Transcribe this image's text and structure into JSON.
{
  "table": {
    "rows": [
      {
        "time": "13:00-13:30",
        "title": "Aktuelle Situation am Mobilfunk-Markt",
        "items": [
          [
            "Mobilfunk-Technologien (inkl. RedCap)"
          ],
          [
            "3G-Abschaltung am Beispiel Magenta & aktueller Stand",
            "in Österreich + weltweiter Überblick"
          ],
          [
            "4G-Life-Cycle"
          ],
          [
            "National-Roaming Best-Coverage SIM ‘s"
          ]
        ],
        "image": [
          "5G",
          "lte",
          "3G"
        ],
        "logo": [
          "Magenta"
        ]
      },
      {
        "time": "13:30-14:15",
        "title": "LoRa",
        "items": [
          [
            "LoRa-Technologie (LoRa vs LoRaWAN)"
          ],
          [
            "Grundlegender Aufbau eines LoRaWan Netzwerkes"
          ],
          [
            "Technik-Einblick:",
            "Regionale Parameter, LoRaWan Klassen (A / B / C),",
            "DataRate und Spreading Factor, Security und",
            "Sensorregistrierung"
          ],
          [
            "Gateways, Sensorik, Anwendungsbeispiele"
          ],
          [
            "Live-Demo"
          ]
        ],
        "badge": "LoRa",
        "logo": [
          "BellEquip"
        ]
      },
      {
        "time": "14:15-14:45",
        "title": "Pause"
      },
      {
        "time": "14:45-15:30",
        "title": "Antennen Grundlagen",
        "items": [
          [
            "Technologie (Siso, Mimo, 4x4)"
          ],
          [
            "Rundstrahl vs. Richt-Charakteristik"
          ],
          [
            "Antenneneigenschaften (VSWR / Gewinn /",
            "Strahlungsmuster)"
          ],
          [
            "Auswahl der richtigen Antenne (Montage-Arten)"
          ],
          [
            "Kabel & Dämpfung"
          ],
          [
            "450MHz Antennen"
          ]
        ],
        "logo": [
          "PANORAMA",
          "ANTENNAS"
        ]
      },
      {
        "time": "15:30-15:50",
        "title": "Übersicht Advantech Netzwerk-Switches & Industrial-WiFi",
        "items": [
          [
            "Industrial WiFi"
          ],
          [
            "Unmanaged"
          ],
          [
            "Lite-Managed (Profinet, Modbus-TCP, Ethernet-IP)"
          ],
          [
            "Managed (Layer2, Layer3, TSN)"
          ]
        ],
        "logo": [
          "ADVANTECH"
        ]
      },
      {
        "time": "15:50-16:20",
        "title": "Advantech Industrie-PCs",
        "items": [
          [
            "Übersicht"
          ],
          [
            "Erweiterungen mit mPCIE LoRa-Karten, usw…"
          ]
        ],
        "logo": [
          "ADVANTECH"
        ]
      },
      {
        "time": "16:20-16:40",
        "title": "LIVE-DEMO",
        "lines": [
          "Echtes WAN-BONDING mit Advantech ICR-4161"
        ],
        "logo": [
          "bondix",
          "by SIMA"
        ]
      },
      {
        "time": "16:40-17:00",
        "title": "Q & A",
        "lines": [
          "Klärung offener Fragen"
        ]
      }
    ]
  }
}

+---+

### The exercise
Restate the listing in full, word for word.

### Exercise result
Transcribe this image's text and structure into JSON.
{
  "table": {
    "rows": [
      {
        "time": "13:00-13:30",
        "title": "Aktuelle Situation am Mobilfunk-Markt",
        "items": [
          [
            "Mobilfunk-Technologien (inkl. RedCap)"
          ],
          [
            "3G-Abschaltung am Beispiel Magenta & aktueller Stand",
            "in Österreich + weltweiter Überblick"
          ],
          [
            "4G-Life-Cycle"
          ],
          [
            "National-Roaming Best-Coverage SIM ‘s"
          ]
        ],
        "image": [
          "5G",
          "lte",
          "3G"
        ],
        "logo": [
          "Magenta"
        ]
      },
      {
        "time": "13:30-14:15",
        "title": "LoRa",
        "items": [
          [
            "LoRa-Technologie (LoRa vs LoRaWAN)"
          ],
          [
            "Grundlegender Aufbau eines LoRaWan Netzwerkes"
          ],
          [
            "Technik-Einblick:",
            "Regionale Parameter, LoRaWan Klassen (A / B / C),",
            "DataRate und Spreading Factor, Security und",
            "Sensorregistrierung"
          ],
          [
            "Gateways, Sensorik, Anwendungsbeispiele"
          ],
          [
            "Live-Demo"
          ]
        ],
        "badge": "LoRa",
        "logo": [
          "BellEquip"
        ]
      },
      {
        "time": "14:15-14:45",
        "title": "Pause"
      },
      {
        "time": "14:45-15:30",
        "title": "Antennen Grundlagen",
        "items": [
          [
            "Technologie (Siso, Mimo, 4x4)"
          ],
          [
            "Rundstrahl vs. Richt-Charakteristik"
          ],
          [
            "Antenneneigenschaften (VSWR / Gewinn /",
            "Strahlungsmuster)"
          ],
          [
            "Auswahl der richtigen Antenne (Montage-Arten)"
          ],
          [
            "Kabel & Dämpfung"
          ],
          [
            "450MHz Antennen"
          ]
        ],
        "logo": [
          "PANORAMA",
          "ANTENNAS"
        ]
      },
      {
        "time": "15:30-15:50",
        "title": "Übersicht Advantech Netzwerk-Switches & Industrial-WiFi",
        "items": [
          [
            "Industrial WiFi"
          ],
          [
            "Unmanaged"
          ],
          [
            "Lite-Managed (Profinet, Modbus-TCP, Ethernet-IP)"
          ],
          [
            "Managed (Layer2, Layer3, TSN)"
          ]
        ],
        "logo": [
          "ADVANTECH"
        ]
      },
      {
        "time": "15:50-16:20",
        "title": "Advantech Industrie-PCs",
        "items": [
          [
            "Übersicht"
          ],
          [
            "Erweiterungen mit mPCIE LoRa-Karten, usw…"
          ]
        ],
        "logo": [
          "ADVANTECH"
        ]
      },
      {
        "time": "16:20-16:40",
        "title": "LIVE-DEMO",
        "lines": [
          "Echtes WAN-BONDING mit Advantech ICR-4161"
        ],
        "logo": [
          "bondix",
          "by SIMA"
        ]
      },
      {
        "time": "16:40-17:00",
        "title": "Q & A",
        "lines": [
          "Klärung offener Fragen"
        ]
      }
    ]
  }
}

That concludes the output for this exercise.